**Written task:** Reproduce every line in the listing that contains the word "ตกรรม".

**Dataset records:**
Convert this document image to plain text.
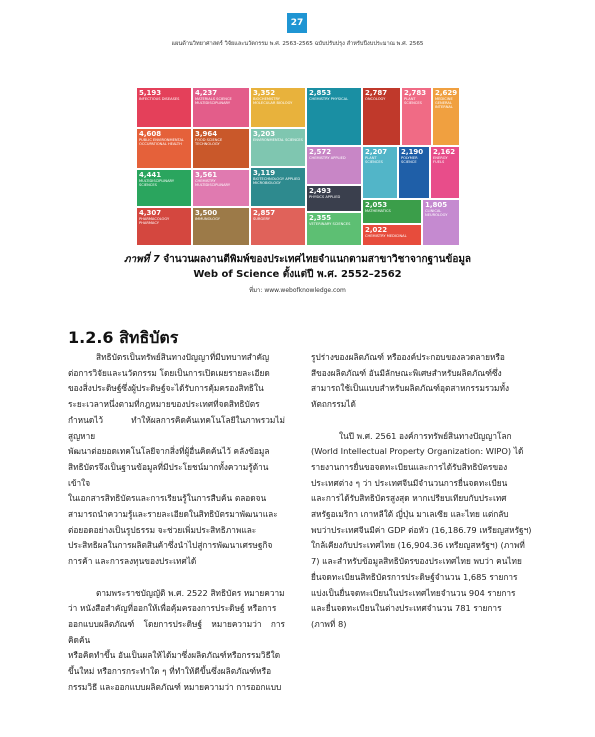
27
แผนด้านวิทยาศาสตร์ วิจัยและนวัตกรรม พ.ศ. 2563-2565 ฉบับปรับปรุง สำหรับปีงบประมาณ พ.ศ. 2565
5,193
INFECTIOUS DISEASES
4,608
PUBLIC ENVIRONMENTAL OCCUPATIONAL HEALTH
4,441
MULTIDISCIPLINARY SCIENCES
4,307
PHARMACOLOGY PHARMACY
4,237
MATERIALS SCIENCE MULTIDISCIPLINARY
3,964
FOOD SCIENCE TECHNOLOGY
3,561
CHEMISTRY MULTIDISCIPLINARY
3,500
IMMUNOLOGY
3,352
BIOCHEMISTRY MOLECULAR BIOLOGY
3,203
ENVIRONMENTAL SCIENCES
3,119
BIOTECHNOLOGY APPLIED MICROBIOLOGY
2,857
SURGERY
2,853
CHEMISTRY PHYSICAL
2,572
CHEMISTRY APPLIED
2,493
PHYSICS APPLIED
2,355
VETERINARY SCIENCES
2,787
ONCOLOGY
2,207
PLANT SCIENCES
2,053
MATHEMATICS
2,022
CHEMISTRY MEDICINAL
2,783
PLANT SCIENCES
2,190
POLYMER SCIENCE
2,629
MEDICINE GENERAL INTERNAL
2,162
ENERGY FUELS
1,805
CLINICAL NEUROLOGY
ภาพที่ 7 จำนวนผลงานตีพิมพ์ของประเทศไทยจำแนกตามสาขาวิชาจากฐานข้อมูล
Web of Science ตั้งแต่ปี พ.ศ. 2552–2562
ที่มา: www.webofknowledge.com
1.2.6 สิทธิบัตร

สิทธิบัตรเป็นทรัพย์สินทางปัญญาที่มีบทบาทสำคัญ

ต่อการวิจัยและนวัตกรรม โดยเป็นการเปิดเผยรายละเอียด

ของสิ่งประดิษฐ์ซึ่งผู้ประดิษฐ์จะได้รับการคุ้มครองสิทธิใน

ระยะเวลาหนึ่งตามที่กฎหมายของประเทศที่จดสิทธิบัตร

กำหนดไว้ ทำให้ผลการคิดค้นเทคโนโลยีในภาพรวมไม่สูญหาย

พัฒนาต่อยอดเทคโนโลยีจากสิ่งที่ผู้อื่นคิดค้นไว้ คลังข้อมูล

สิทธิบัตรจึงเป็นฐานข้อมูลที่มีประโยชน์มากทั้งความรู้ด้านเข้าใจ

ในเอกสารสิทธิบัตรและการเรียนรู้ในการสืบค้น ตลอดจน

สามารถนำความรู้และรายละเอียดในสิทธิบัตรมาพัฒนาและ

ต่อยอดอย่างเป็นรูปธรรม จะช่วยเพิ่มประสิทธิภาพและ

ประสิทธิผลในการผลิตสินค้าซึ่งนำไปสู่การพัฒนาเศรษฐกิจ

การค้า และการลงทุนของประเทศได้

ตามพระราชบัญญัติ พ.ศ. 2522 สิทธิบัตร หมายความ

ว่า หนังสือสำคัญที่ออกให้เพื่อคุ้มครองการประดิษฐ์ หรือการ

ออกแบบผลิตภัณฑ์ โดยการประดิษฐ์ หมายความว่า การคิดค้น

หรือคิดทำขึ้น อันเป็นผลให้ได้มาซึ่งผลิตภัณฑ์หรือกรรมวิธีใด

ขึ้นใหม่ หรือการกระทำใด ๆ ที่ทำให้ดีขึ้นซึ่งผลิตภัณฑ์หรือ

กรรมวิธี และออกแบบผลิตภัณฑ์ หมายความว่า การออกแบบ

รูปร่างของผลิตภัณฑ์ หรือองค์ประกอบของลวดลายหรือ

สีของผลิตภัณฑ์ อันมีลักษณะพิเศษสำหรับผลิตภัณฑ์ซึ่ง

สามารถใช้เป็นแบบสำหรับผลิตภัณฑ์อุตสาหกรรมรวมทั้ง

หัตถกรรมได้

ในปี พ.ศ. 2561 องค์การทรัพย์สินทางปัญญาโลก

(World Intellectual Property Organization: WIPO) ได้

รายงานการยื่นขอจดทะเบียนและการได้รับสิทธิบัตรของ

ประเทศต่าง ๆ ว่า ประเทศจีนมีจำนวนการยื่นจดทะเบียน

และการได้รับสิทธิบัตรสูงสุด หากเปรียบเทียบกับประเทศ

สหรัฐอเมริกา เกาหลีใต้ ญี่ปุ่น มาเลเซีย และไทย แต่กลับ

พบว่าประเทศจีนมีค่า GDP ต่อหัว (16,186.79 เหรียญสหรัฐฯ)

ใกล้เคียงกับประเทศไทย (16,904.36 เหรียญสหรัฐฯ) (ภาพที่

7) และสำหรับข้อมูลสิทธิบัตรของประเทศไทย พบว่า คนไทย

ยื่นจดทะเบียนสิทธิบัตรการประดิษฐ์จำนวน 1,685 รายการ

แบ่งเป็นยื่นจดทะเบียนในประเทศไทยจำนวน 904 รายการ

และยื่นจดทะเบียนในต่างประเทศจำนวน 781 รายการ

(ภาพที่ 8)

**Problem solution:**
แผนด้านวิทยาศาสตร์ วิจัยและนวัตกรรม พ.ศ. 2563-2565 ฉบับปรับปรุง สำหรับปีงบประมาณ พ.ศ. 2565
ต่อการวิจัยและนวัตกรรม โดยเป็นการเปิดเผยรายละเอียด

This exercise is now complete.